--- THE INPUT ---

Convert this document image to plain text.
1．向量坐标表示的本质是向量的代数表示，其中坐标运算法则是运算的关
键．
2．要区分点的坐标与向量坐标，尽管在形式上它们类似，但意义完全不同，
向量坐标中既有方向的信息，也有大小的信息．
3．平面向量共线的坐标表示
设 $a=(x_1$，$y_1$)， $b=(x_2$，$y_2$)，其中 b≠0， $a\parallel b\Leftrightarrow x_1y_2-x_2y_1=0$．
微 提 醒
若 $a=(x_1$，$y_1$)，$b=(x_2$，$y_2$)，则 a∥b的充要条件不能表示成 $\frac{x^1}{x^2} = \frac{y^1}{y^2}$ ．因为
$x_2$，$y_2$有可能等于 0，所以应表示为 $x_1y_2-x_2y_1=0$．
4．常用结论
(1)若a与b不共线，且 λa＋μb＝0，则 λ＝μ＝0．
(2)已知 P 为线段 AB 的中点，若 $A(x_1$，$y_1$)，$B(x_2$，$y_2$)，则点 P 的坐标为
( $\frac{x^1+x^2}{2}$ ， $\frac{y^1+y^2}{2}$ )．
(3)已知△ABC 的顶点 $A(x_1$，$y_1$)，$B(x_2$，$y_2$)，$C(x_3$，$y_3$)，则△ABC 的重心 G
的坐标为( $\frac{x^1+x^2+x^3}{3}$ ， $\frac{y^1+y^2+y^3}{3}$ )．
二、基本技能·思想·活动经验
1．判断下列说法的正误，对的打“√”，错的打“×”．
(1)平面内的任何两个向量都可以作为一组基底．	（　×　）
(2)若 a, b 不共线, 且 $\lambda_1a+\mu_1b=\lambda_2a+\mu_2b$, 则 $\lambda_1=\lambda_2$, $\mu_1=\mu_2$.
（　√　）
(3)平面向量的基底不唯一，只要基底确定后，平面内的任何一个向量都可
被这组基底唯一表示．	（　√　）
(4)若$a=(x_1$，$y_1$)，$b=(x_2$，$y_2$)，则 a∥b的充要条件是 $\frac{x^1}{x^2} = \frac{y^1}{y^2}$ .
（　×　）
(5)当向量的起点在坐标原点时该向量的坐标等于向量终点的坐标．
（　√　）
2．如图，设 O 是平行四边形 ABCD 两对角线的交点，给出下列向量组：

---

Only the number is wanted: how many lines in the preceding entries hold the string "frac"?

4